TASK BRIEF: Once you reach the end of the data, transcribe all of it exactly.

SUPPLIED MATERIAL:
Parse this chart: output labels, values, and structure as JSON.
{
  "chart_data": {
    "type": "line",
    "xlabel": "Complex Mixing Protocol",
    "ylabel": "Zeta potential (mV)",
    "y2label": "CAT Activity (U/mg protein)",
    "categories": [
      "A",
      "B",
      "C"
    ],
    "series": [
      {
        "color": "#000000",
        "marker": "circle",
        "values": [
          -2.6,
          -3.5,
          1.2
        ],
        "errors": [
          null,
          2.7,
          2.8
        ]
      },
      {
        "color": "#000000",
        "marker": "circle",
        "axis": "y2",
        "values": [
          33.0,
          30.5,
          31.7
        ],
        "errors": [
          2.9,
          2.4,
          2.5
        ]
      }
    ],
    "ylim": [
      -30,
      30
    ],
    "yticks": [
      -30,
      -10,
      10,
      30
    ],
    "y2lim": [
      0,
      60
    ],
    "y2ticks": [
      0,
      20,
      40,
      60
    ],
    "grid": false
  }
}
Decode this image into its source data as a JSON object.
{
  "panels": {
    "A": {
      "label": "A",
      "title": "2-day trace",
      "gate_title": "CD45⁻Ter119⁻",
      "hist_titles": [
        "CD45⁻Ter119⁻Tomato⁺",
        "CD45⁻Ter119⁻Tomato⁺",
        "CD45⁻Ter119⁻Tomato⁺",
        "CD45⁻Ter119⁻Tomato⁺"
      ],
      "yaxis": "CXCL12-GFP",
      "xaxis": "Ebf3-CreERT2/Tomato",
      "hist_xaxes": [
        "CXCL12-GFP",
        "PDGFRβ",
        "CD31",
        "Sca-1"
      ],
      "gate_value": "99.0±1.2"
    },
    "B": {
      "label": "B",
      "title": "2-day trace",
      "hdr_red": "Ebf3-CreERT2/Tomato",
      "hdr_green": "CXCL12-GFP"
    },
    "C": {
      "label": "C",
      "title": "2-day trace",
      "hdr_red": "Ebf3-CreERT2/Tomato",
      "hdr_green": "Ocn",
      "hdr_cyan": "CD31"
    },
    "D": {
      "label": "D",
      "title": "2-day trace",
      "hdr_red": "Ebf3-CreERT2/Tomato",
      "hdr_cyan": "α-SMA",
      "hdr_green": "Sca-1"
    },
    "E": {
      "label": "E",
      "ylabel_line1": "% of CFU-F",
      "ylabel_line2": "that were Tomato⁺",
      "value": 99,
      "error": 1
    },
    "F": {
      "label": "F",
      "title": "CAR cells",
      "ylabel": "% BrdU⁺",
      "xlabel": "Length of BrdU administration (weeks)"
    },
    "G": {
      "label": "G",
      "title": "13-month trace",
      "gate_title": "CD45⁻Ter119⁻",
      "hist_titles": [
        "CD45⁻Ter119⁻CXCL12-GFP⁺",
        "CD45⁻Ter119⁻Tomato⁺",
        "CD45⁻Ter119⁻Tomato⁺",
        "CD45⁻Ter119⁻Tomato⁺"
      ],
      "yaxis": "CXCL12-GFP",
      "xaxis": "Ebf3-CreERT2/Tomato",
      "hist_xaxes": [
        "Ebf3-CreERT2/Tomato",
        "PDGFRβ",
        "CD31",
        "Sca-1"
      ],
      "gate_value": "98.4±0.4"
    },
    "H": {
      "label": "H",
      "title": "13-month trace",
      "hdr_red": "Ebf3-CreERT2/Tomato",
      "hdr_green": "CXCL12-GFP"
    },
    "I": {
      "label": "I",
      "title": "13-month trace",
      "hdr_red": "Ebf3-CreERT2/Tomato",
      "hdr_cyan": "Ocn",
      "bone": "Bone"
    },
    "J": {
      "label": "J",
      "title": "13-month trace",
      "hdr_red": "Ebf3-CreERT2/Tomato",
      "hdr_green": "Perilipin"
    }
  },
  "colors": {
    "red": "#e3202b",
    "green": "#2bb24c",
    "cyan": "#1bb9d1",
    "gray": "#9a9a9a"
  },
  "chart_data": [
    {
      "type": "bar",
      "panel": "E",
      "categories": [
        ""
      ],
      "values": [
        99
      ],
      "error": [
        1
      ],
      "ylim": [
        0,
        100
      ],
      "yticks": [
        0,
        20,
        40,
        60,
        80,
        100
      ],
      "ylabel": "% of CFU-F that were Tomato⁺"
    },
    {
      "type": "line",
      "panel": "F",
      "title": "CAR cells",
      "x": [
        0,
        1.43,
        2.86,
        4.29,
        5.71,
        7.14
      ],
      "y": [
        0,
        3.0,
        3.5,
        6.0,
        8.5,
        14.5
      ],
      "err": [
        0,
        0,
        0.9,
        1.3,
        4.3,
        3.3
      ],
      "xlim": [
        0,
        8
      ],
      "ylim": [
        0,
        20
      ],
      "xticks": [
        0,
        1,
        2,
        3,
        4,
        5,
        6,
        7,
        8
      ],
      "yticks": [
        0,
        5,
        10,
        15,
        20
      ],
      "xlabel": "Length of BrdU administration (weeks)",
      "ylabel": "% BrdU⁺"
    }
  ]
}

YOUR RESPONSE:
Parse this chart: output labels, values, and structure as JSON.
{
  "chart_data": {
    "type": "line",
    "xlabel": "Complex Mixing Protocol",
    "ylabel": "Zeta potential (mV)",
    "y2label": "CAT Activity (U/mg protein)",
    "categories": [
      "A",
      "B",
      "C"
    ],
    "series": [
      {
        "color": "#000000",
        "marker": "circle",
        "values": [
          -2.6,
          -3.5,
          1.2
        ],
        "errors": [
          null,
          2.7,
          2.8
        ]
      },
      {
        "color": "#000000",
        "marker": "circle",
        "axis": "y2",
        "values": [
          33.0,
          30.5,
          31.7
        ],
        "errors": [
          2.9,
          2.4,
          2.5
        ]
      }
    ],
    "ylim": [
      -30,
      30
    ],
    "yticks": [
      -30,
      -10,
      10,
      30
    ],
    "y2lim": [
      0,
      60
    ],
    "y2ticks": [
      0,
      20,
      40,
      60
    ],
    "grid": false
  }
}
Decode this image into its source data as a JSON object.
{
  "panels": {
    "A": {
      "label": "A",
      "title": "2-day trace",
      "gate_title": "CD45⁻Ter119⁻",
      "hist_titles": [
        "CD45⁻Ter119⁻Tomato⁺",
        "CD45⁻Ter119⁻Tomato⁺",
        "CD45⁻Ter119⁻Tomato⁺",
        "CD45⁻Ter119⁻Tomato⁺"
      ],
      "yaxis": "CXCL12-GFP",
      "xaxis": "Ebf3-CreERT2/Tomato",
      "hist_xaxes": [
        "CXCL12-GFP",
        "PDGFRβ",
        "CD31",
        "Sca-1"
      ],
      "gate_value": "99.0±1.2"
    },
    "B": {
      "label": "B",
      "title": "2-day trace",
      "hdr_red": "Ebf3-CreERT2/Tomato",
      "hdr_green": "CXCL12-GFP"
    },
    "C": {
      "label": "C",
      "title": "2-day trace",
      "hdr_red": "Ebf3-CreERT2/Tomato",
      "hdr_green": "Ocn",
      "hdr_cyan": "CD31"
    },
    "D": {
      "label": "D",
      "title": "2-day trace",
      "hdr_red": "Ebf3-CreERT2/Tomato",
      "hdr_cyan": "α-SMA",
      "hdr_green": "Sca-1"
    },
    "E": {
      "label": "E",
      "ylabel_line1": "% of CFU-F",
      "ylabel_line2": "that were Tomato⁺",
      "value": 99,
      "error": 1
    },
    "F": {
      "label": "F",
      "title": "CAR cells",
      "ylabel": "% BrdU⁺",
      "xlabel": "Length of BrdU administration (weeks)"
    },
    "G": {
      "label": "G",
      "title": "13-month trace",
      "gate_title": "CD45⁻Ter119⁻",
      "hist_titles": [
        "CD45⁻Ter119⁻CXCL12-GFP⁺",
        "CD45⁻Ter119⁻Tomato⁺",
        "CD45⁻Ter119⁻Tomato⁺",
        "CD45⁻Ter119⁻Tomato⁺"
      ],
      "yaxis": "CXCL12-GFP",
      "xaxis": "Ebf3-CreERT2/Tomato",
      "hist_xaxes": [
        "Ebf3-CreERT2/Tomato",
        "PDGFRβ",
        "CD31",
        "Sca-1"
      ],
      "gate_value": "98.4±0.4"
    },
    "H": {
      "label": "H",
      "title": "13-month trace",
      "hdr_red": "Ebf3-CreERT2/Tomato",
      "hdr_green": "CXCL12-GFP"
    },
    "I": {
      "label": "I",
      "title": "13-month trace",
      "hdr_red": "Ebf3-CreERT2/Tomato",
      "hdr_cyan": "Ocn",
      "bone": "Bone"
    },
    "J": {
      "label": "J",
      "title": "13-month trace",
      "hdr_red": "Ebf3-CreERT2/Tomato",
      "hdr_green": "Perilipin"
    }
  },
  "colors": {
    "red": "#e3202b",
    "green": "#2bb24c",
    "cyan": "#1bb9d1",
    "gray": "#9a9a9a"
  },
  "chart_data": [
    {
      "type": "bar",
      "panel": "E",
      "categories": [
        ""
      ],
      "values": [
        99
      ],
      "error": [
        1
      ],
      "ylim": [
        0,
        100
      ],
      "yticks": [
        0,
        20,
        40,
        60,
        80,
        100
      ],
      "ylabel": "% of CFU-F that were Tomato⁺"
    },
    {
      "type": "line",
      "panel": "F",
      "title": "CAR cells",
      "x": [
        0,
        1.43,
        2.86,
        4.29,
        5.71,
        7.14
      ],
      "y": [
        0,
        3.0,
        3.5,
        6.0,
        8.5,
        14.5
      ],
      "err": [
        0,
        0,
        0.9,
        1.3,
        4.3,
        3.3
      ],
      "xlim": [
        0,
        8
      ],
      "ylim": [
        0,
        20
      ],
      "xticks": [
        0,
        1,
        2,
        3,
        4,
        5,
        6,
        7,
        8
      ],
      "yticks": [
        0,
        5,
        10,
        15,
        20
      ],
      "xlabel": "Length of BrdU administration (weeks)",
      "ylabel": "% BrdU⁺"
    }
  ]
}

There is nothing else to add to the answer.